**GIVEN REQUEST**: Every line with the word "раструбом" in it should be extracted from the data that follows.

**DATASET**:

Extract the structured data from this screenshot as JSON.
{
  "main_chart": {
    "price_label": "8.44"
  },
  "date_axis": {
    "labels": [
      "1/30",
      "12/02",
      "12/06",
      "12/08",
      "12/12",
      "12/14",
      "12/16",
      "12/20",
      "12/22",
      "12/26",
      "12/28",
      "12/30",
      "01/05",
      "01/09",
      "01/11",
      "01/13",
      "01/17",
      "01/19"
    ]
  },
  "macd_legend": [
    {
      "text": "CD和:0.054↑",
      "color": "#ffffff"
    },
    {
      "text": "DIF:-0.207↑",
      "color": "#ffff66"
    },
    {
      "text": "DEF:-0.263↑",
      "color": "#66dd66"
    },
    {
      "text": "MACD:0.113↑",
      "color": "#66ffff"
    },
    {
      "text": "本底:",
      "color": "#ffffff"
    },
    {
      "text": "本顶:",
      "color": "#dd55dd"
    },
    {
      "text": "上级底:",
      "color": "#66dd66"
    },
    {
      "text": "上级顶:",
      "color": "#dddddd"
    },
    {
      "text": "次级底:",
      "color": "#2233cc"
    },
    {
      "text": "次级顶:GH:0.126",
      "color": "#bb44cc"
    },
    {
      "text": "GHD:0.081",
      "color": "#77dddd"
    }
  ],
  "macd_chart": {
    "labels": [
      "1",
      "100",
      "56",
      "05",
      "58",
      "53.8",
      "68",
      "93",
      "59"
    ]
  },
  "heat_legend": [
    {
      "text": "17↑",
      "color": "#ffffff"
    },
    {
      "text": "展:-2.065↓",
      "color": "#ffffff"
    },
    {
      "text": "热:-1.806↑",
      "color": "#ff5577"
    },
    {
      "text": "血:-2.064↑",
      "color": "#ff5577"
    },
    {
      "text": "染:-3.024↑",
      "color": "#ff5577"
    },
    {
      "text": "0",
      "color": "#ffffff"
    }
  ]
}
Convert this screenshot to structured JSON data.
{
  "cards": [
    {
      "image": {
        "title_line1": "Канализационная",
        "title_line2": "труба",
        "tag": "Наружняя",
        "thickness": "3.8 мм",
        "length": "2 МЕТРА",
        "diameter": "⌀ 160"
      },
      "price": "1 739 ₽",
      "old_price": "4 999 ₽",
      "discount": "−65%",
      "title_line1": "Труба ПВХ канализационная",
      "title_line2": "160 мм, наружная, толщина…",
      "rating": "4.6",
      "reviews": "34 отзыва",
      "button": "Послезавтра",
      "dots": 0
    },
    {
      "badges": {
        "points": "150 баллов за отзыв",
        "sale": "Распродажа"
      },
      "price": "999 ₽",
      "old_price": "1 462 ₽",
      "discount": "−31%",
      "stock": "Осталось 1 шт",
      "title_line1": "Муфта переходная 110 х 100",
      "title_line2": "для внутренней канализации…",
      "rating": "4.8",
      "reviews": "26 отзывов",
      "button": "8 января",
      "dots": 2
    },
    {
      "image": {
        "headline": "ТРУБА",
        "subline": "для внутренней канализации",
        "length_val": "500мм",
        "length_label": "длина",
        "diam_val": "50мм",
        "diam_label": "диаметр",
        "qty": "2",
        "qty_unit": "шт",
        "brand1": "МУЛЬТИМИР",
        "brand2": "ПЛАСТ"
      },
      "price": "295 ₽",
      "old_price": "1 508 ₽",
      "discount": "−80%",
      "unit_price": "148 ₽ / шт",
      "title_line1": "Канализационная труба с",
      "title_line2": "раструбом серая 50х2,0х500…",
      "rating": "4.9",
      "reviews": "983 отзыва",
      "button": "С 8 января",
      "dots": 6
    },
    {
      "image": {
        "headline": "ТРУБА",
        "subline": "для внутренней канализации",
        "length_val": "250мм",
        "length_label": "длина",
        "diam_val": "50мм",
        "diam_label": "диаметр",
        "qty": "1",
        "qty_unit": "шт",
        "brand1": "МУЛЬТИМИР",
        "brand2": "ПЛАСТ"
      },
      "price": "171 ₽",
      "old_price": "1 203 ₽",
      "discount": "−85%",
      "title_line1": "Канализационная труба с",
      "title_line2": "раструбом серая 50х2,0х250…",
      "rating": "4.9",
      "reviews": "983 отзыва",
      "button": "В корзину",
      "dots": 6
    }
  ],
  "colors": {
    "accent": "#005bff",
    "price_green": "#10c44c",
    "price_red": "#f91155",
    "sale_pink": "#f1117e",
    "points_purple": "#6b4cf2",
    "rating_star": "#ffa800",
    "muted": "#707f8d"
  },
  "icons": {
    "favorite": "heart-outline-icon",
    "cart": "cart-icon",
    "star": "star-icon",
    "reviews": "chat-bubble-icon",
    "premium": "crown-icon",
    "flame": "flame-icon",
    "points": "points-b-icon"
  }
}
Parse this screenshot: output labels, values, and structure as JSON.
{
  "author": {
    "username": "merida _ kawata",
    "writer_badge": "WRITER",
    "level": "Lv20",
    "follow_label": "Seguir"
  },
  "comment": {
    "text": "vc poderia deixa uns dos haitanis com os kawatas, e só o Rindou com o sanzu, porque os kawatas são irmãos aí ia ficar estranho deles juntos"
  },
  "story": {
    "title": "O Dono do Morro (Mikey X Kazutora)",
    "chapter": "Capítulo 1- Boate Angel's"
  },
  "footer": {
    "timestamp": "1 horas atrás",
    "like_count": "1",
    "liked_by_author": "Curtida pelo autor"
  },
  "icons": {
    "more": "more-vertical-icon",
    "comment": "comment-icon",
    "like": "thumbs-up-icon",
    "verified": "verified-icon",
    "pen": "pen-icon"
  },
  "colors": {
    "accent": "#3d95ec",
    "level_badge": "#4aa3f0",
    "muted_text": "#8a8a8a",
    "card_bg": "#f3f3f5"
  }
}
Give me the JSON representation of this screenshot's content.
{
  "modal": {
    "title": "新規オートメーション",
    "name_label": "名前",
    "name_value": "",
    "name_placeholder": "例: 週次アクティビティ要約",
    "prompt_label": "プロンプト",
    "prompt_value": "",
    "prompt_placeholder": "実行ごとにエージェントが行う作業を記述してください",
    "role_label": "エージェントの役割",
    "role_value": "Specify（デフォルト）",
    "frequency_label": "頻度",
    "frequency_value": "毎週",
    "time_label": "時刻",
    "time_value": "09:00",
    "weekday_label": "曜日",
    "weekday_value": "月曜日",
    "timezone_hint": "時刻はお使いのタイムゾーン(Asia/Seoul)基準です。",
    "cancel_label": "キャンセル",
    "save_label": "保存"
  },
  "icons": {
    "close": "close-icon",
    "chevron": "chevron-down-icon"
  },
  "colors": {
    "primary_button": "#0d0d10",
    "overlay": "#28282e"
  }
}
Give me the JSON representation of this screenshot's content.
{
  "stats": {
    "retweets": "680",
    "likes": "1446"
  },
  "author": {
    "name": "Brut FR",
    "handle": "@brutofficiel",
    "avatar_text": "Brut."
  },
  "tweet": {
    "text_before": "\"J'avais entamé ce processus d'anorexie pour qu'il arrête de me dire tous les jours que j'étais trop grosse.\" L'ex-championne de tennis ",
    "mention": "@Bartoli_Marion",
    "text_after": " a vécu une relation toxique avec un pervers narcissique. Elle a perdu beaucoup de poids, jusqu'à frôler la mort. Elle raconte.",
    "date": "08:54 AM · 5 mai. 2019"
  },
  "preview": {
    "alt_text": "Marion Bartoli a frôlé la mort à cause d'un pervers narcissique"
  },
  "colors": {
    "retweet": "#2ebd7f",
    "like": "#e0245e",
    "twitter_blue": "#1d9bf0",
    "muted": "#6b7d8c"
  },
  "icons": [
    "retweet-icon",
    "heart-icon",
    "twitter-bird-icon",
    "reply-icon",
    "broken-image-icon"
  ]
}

**EXERCISE RESPONSE**:
      "title_line2": "раструбом серая 50х2,0х500…",
      "title_line2": "раструбом серая 50х2,0х250…",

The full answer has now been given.